WHAT TO PRODUCE:
Up to the line containing "Read this page and output its text content.", nothing is kept; from that line through the end of the data below, output every line exactly.

RECORDS SHOWN:
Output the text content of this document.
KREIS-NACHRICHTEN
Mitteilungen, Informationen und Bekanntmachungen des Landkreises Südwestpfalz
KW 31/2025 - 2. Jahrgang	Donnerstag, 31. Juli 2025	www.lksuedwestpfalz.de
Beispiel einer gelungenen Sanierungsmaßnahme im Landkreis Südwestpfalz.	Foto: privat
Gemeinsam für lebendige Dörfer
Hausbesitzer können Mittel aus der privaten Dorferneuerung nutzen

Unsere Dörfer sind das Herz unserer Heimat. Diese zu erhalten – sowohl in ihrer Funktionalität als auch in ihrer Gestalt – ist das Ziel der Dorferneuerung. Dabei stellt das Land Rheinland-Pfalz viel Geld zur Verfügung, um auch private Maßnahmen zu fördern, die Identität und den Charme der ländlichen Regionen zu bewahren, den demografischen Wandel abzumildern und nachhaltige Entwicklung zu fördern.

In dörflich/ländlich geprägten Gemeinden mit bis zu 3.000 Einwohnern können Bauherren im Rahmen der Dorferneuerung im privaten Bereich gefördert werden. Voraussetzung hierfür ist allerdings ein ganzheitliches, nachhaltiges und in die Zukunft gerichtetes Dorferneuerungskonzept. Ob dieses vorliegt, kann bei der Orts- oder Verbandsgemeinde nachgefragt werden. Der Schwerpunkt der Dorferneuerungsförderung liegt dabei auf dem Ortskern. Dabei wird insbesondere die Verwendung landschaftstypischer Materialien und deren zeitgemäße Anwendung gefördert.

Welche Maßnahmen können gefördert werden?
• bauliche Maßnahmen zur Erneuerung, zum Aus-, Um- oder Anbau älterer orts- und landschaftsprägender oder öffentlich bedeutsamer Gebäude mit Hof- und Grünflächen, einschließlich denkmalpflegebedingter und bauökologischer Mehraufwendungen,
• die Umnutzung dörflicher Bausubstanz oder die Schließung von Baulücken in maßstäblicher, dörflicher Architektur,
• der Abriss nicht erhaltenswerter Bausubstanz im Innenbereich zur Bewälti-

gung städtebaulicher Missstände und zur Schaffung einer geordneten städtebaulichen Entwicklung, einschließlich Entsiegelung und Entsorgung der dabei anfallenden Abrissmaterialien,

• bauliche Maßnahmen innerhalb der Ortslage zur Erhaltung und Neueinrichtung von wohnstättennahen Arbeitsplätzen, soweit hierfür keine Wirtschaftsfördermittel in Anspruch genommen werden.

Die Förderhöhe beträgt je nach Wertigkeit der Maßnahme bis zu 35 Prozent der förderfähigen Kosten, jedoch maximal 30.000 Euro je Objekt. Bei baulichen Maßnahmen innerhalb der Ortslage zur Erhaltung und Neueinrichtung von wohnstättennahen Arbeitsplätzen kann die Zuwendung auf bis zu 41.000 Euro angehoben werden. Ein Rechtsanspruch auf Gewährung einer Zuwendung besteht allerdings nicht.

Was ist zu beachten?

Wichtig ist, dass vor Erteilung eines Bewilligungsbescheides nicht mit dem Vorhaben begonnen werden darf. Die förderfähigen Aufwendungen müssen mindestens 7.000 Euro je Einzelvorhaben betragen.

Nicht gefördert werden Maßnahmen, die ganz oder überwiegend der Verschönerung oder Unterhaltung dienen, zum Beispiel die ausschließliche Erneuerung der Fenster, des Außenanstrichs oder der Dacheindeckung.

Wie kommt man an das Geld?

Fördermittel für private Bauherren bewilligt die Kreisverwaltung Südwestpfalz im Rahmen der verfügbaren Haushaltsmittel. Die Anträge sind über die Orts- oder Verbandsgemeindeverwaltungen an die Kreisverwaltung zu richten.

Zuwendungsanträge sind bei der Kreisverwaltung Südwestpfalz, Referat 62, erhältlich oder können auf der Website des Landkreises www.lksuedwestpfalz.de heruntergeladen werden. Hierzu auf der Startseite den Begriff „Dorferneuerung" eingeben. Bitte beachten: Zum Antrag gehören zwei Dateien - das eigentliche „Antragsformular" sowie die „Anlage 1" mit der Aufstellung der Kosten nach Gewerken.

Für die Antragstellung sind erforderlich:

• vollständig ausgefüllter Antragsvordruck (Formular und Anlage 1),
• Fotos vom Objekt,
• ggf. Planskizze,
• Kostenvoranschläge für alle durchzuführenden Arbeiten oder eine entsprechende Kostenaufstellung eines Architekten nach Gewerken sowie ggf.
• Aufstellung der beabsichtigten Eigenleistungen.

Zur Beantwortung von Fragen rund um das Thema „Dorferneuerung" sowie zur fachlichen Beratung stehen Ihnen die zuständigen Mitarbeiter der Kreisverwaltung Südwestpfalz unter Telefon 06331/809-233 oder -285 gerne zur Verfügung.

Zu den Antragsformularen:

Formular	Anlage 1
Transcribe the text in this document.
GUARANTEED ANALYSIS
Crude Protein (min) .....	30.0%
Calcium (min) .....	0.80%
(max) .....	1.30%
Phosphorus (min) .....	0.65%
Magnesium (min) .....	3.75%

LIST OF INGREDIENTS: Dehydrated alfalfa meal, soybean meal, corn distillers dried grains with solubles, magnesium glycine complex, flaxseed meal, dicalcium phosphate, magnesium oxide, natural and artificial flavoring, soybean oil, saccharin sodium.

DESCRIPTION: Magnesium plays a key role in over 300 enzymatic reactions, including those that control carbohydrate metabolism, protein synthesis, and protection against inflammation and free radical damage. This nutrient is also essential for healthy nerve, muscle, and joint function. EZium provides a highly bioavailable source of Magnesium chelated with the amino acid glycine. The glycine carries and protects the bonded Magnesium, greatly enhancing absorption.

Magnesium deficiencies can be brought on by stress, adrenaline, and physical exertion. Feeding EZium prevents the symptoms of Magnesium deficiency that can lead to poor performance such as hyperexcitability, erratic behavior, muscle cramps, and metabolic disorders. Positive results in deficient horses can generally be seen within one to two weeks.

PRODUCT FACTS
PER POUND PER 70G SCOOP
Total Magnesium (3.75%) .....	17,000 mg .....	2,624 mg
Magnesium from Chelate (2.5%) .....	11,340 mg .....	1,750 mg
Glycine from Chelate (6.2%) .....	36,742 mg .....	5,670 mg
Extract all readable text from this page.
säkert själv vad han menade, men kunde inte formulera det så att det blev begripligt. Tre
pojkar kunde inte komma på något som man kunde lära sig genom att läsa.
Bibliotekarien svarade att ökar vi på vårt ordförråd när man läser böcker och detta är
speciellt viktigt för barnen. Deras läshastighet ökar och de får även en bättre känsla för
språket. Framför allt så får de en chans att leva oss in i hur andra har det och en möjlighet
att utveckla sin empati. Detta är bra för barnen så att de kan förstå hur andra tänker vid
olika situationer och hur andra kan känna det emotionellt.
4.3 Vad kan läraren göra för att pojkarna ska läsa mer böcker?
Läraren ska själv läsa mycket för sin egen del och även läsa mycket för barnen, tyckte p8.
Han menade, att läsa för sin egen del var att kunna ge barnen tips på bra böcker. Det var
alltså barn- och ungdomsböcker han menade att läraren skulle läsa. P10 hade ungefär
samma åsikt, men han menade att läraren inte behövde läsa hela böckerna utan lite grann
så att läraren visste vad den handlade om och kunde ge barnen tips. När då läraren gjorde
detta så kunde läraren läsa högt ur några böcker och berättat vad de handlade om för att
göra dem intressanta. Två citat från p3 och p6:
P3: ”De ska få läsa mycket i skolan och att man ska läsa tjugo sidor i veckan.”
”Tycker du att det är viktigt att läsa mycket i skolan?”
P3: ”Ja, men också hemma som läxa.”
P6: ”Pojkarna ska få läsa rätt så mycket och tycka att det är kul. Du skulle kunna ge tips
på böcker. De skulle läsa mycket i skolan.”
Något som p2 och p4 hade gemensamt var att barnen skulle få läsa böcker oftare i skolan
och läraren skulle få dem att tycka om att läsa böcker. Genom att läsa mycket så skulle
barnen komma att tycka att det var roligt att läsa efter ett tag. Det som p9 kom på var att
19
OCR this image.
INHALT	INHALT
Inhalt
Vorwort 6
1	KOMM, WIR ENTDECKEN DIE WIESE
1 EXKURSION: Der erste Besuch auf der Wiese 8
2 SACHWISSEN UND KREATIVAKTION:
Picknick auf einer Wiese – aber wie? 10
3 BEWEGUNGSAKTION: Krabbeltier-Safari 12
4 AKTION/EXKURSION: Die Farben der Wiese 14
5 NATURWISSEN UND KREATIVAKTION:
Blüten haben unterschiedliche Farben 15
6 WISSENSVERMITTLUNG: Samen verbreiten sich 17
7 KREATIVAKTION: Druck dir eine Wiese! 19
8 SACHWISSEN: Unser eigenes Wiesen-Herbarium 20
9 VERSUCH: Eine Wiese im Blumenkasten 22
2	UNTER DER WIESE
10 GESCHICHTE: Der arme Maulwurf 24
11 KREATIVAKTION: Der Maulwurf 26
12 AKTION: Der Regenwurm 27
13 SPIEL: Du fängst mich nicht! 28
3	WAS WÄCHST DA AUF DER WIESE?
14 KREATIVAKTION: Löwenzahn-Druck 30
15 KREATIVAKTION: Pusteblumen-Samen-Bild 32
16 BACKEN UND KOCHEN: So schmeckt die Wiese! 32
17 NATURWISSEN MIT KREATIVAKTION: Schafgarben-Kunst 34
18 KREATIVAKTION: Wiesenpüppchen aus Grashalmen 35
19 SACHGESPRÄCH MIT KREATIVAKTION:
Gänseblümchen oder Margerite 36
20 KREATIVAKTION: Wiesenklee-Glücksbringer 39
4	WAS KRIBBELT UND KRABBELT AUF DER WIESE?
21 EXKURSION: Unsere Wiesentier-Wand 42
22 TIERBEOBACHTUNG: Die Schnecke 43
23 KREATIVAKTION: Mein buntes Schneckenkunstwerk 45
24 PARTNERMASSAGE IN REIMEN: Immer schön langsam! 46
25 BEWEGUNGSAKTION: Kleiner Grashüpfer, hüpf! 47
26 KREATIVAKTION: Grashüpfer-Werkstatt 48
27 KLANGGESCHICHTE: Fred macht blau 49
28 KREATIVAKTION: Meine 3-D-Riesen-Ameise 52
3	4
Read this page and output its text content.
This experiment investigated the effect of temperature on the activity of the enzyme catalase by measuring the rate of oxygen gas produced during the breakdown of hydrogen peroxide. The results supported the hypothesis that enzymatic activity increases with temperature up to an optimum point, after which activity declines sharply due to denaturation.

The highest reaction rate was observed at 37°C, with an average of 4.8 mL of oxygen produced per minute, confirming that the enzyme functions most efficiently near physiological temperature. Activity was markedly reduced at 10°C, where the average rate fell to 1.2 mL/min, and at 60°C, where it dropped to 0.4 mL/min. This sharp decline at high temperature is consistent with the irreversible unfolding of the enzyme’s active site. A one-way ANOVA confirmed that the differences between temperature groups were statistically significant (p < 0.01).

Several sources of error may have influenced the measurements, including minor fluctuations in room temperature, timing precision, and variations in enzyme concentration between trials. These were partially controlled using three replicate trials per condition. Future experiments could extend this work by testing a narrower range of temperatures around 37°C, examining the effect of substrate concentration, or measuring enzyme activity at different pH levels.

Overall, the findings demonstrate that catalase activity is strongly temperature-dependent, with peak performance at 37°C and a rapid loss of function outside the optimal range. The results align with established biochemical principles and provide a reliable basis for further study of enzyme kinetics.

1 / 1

RESPONSE TO THIS EXERCISE:
Read this page and output its text content.
This experiment investigated the effect of temperature on the activity of the enzyme catalase by measuring the rate of oxygen gas produced during the breakdown of hydrogen peroxide. The results supported the hypothesis that enzymatic activity increases with temperature up to an optimum point, after which activity declines sharply due to denaturation.

The highest reaction rate was observed at 37°C, with an average of 4.8 mL of oxygen produced per minute, confirming that the enzyme functions most efficiently near physiological temperature. Activity was markedly reduced at 10°C, where the average rate fell to 1.2 mL/min, and at 60°C, where it dropped to 0.4 mL/min. This sharp decline at high temperature is consistent with the irreversible unfolding of the enzyme’s active site. A one-way ANOVA confirmed that the differences between temperature groups were statistically significant (p < 0.01).

Several sources of error may have influenced the measurements, including minor fluctuations in room temperature, timing precision, and variations in enzyme concentration between trials. These were partially controlled using three replicate trials per condition. Future experiments could extend this work by testing a narrower range of temperatures around 37°C, examining the effect of substrate concentration, or measuring enzyme activity at different pH levels.

Overall, the findings demonstrate that catalase activity is strongly temperature-dependent, with peak performance at 37°C and a rapid loss of function outside the optimal range. The results align with established biochemical principles and provide a reliable basis for further study of enzyme kinetics.

1 / 1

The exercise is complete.